Stored entries:
::::

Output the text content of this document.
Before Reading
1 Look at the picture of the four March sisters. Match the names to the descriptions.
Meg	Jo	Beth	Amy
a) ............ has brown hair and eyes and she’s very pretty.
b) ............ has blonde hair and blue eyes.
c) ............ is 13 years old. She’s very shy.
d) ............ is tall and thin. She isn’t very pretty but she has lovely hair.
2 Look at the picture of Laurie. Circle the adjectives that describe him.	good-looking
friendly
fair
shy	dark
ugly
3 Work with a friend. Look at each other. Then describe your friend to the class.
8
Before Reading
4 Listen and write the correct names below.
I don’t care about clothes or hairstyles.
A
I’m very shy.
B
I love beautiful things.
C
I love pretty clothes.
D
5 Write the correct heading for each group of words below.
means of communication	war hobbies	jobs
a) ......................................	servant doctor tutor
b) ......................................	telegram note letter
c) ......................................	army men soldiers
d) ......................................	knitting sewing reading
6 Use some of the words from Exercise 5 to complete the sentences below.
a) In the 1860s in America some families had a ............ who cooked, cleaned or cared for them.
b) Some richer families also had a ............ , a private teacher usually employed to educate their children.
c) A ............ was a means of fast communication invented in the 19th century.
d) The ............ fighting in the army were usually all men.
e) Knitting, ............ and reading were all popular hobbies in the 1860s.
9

::::

WHAT IS EXPECTED:
Restate the listing above word for word.

OUTPUT OF THE TASK:
Output the text content of this document.
Before Reading
1 Look at the picture of the four March sisters. Match the names to the descriptions.
Meg	Jo	Beth	Amy
a) ............ has brown hair and eyes and she’s very pretty.
b) ............ has blonde hair and blue eyes.
c) ............ is 13 years old. She’s very shy.
d) ............ is tall and thin. She isn’t very pretty but she has lovely hair.
2 Look at the picture of Laurie. Circle the adjectives that describe him.	good-looking
friendly
fair
shy	dark
ugly
3 Work with a friend. Look at each other. Then describe your friend to the class.
8
Before Reading
4 Listen and write the correct names below.
I don’t care about clothes or hairstyles.
A
I’m very shy.
B
I love beautiful things.
C
I love pretty clothes.
D
5 Write the correct heading for each group of words below.
means of communication	war hobbies	jobs
a) ......................................	servant doctor tutor
b) ......................................	telegram note letter
c) ......................................	army men soldiers
d) ......................................	knitting sewing reading
6 Use some of the words from Exercise 5 to complete the sentences below.
a) In the 1860s in America some families had a ............ who cooked, cleaned or cared for them.
b) Some richer families also had a ............ , a private teacher usually employed to educate their children.
c) A ............ was a means of fast communication invented in the 19th century.
d) The ............ fighting in the army were usually all men.
e) Knitting, ............ and reading were all popular hobbies in the 1860s.
9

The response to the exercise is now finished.